(Stored data)
● ● ● ● ● ● ●
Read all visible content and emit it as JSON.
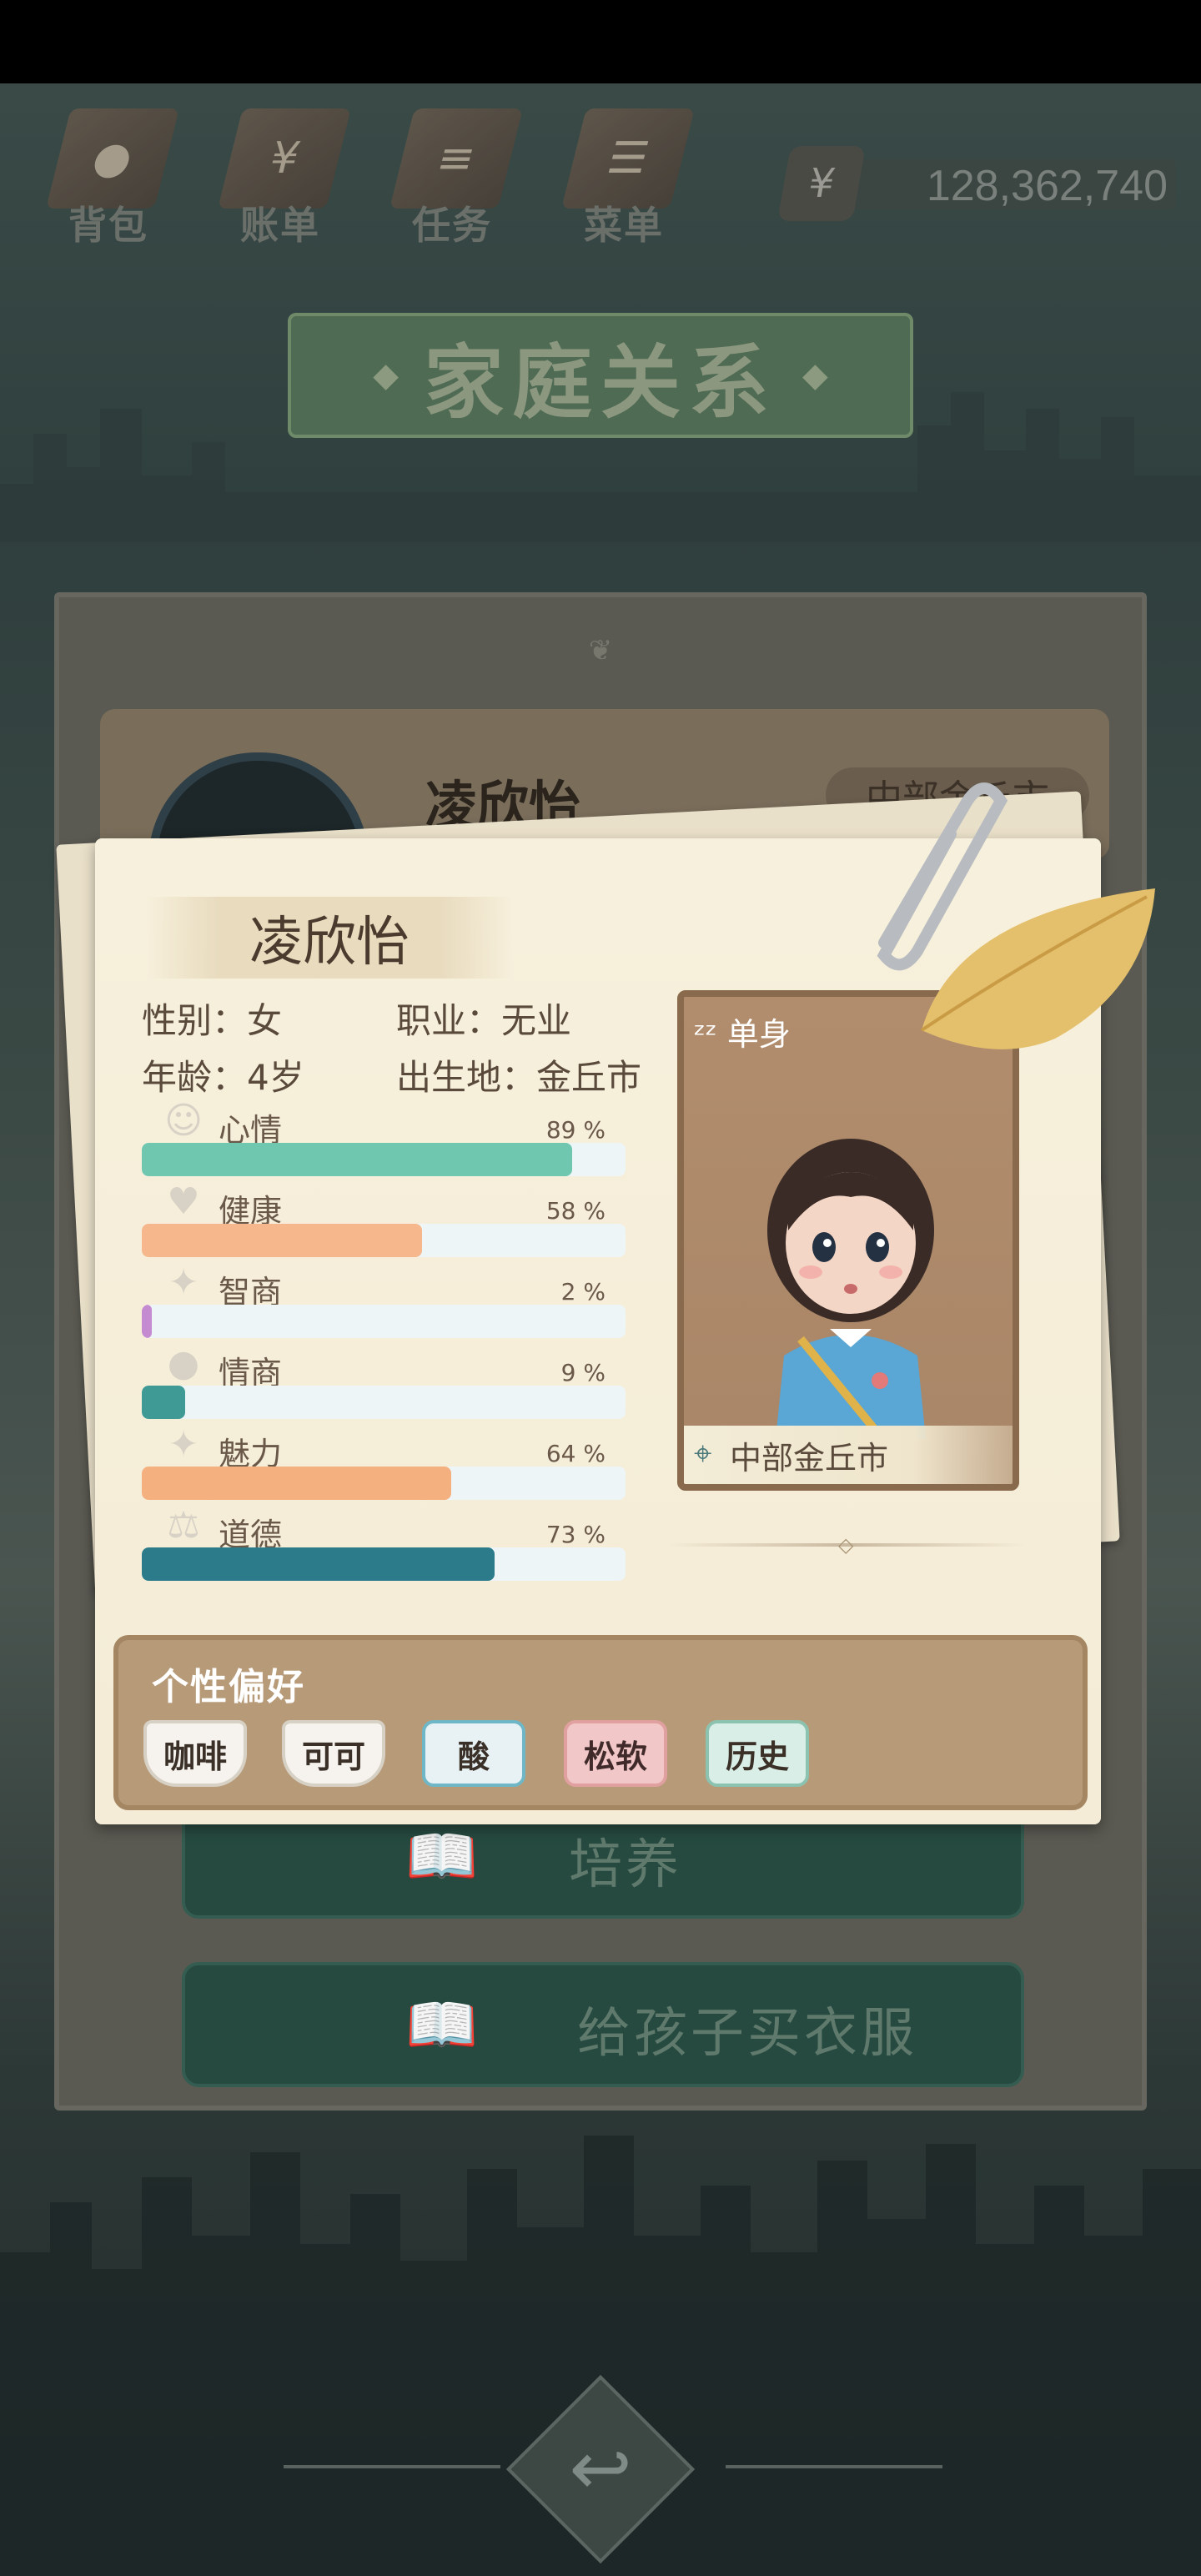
{
  "top_nav": [
    {
      "label": "背包",
      "icon": "backpack-icon",
      "glyph": "●"
    },
    {
      "label": "账单",
      "icon": "bill-icon",
      "glyph": "¥"
    },
    {
      "label": "任务",
      "icon": "task-icon",
      "glyph": "≡"
    },
    {
      "label": "菜单",
      "icon": "menu-icon",
      "glyph": "☰"
    }
  ],
  "money": {
    "symbol": "¥",
    "amount": "128,362,740"
  },
  "title": "家庭关系",
  "background_member": {
    "name": "凌欣怡",
    "location": "中部金丘市"
  },
  "card": {
    "name": "凌欣怡",
    "gender": "性别：女",
    "job": "职业：无业",
    "age": "年龄：4岁",
    "birthplace": "出生地：金丘市",
    "stats": [
      {
        "name": "心情",
        "percent": "89 %",
        "value": 89,
        "color": "#6fc7b0",
        "icon": "smile-icon",
        "glyph": "☺"
      },
      {
        "name": "健康",
        "percent": "58 %",
        "value": 58,
        "color": "#f5b78b",
        "icon": "heart-icon",
        "glyph": "♥"
      },
      {
        "name": "智商",
        "percent": "2 %",
        "value": 2,
        "color": "#c58bd0",
        "icon": "lightbulb-icon",
        "glyph": "✦"
      },
      {
        "name": "情商",
        "percent": "9 %",
        "value": 9,
        "color": "#3f9a95",
        "icon": "apple-icon",
        "glyph": "●"
      },
      {
        "name": "魅力",
        "percent": "64 %",
        "value": 64,
        "color": "#f4b07f",
        "icon": "sparkle-icon",
        "glyph": "✦"
      },
      {
        "name": "道德",
        "percent": "73 %",
        "value": 73,
        "color": "#2b7b8a",
        "icon": "scale-icon",
        "glyph": "⚖"
      }
    ],
    "relationship_status": "单身",
    "location": "中部金丘市"
  },
  "preferences": {
    "title": "个性偏好",
    "tags": [
      "咖啡",
      "可可",
      "酸",
      "松软",
      "历史"
    ]
  },
  "buttons": {
    "train": "培养",
    "buy_clothes": "给孩子买衣服"
  },
  "colors": {
    "accent_green": "#264a40",
    "card_bg": "#f4ecd6",
    "prefs_bg": "#b79a78"
  }
}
● ● ● ● ● ● ●
■ Given instruction
The data above should be repeated exactly, minus any pictures.

■ Complete output
Read all visible content and emit it as JSON.
{
  "top_nav": [
    {
      "label": "背包",
      "icon": "backpack-icon",
      "glyph": "●"
    },
    {
      "label": "账单",
      "icon": "bill-icon",
      "glyph": "¥"
    },
    {
      "label": "任务",
      "icon": "task-icon",
      "glyph": "≡"
    },
    {
      "label": "菜单",
      "icon": "menu-icon",
      "glyph": "☰"
    }
  ],
  "money": {
    "symbol": "¥",
    "amount": "128,362,740"
  },
  "title": "家庭关系",
  "background_member": {
    "name": "凌欣怡",
    "location": "中部金丘市"
  },
  "card": {
    "name": "凌欣怡",
    "gender": "性别：女",
    "job": "职业：无业",
    "age": "年龄：4岁",
    "birthplace": "出生地：金丘市",
    "stats": [
      {
        "name": "心情",
        "percent": "89 %",
        "value": 89,
        "color": "#6fc7b0",
        "icon": "smile-icon",
        "glyph": "☺"
      },
      {
        "name": "健康",
        "percent": "58 %",
        "value": 58,
        "color": "#f5b78b",
        "icon": "heart-icon",
        "glyph": "♥"
      },
      {
        "name": "智商",
        "percent": "2 %",
        "value": 2,
        "color": "#c58bd0",
        "icon": "lightbulb-icon",
        "glyph": "✦"
      },
      {
        "name": "情商",
        "percent": "9 %",
        "value": 9,
        "color": "#3f9a95",
        "icon": "apple-icon",
        "glyph": "●"
      },
      {
        "name": "魅力",
        "percent": "64 %",
        "value": 64,
        "color": "#f4b07f",
        "icon": "sparkle-icon",
        "glyph": "✦"
      },
      {
        "name": "道德",
        "percent": "73 %",
        "value": 73,
        "color": "#2b7b8a",
        "icon": "scale-icon",
        "glyph": "⚖"
      }
    ],
    "relationship_status": "单身",
    "location": "中部金丘市"
  },
  "preferences": {
    "title": "个性偏好",
    "tags": [
      "咖啡",
      "可可",
      "酸",
      "松软",
      "历史"
    ]
  },
  "buttons": {
    "train": "培养",
    "buy_clothes": "给孩子买衣服"
  },
  "colors": {
    "accent_green": "#264a40",
    "card_bg": "#f4ecd6",
    "prefs_bg": "#b79a78"
  }
}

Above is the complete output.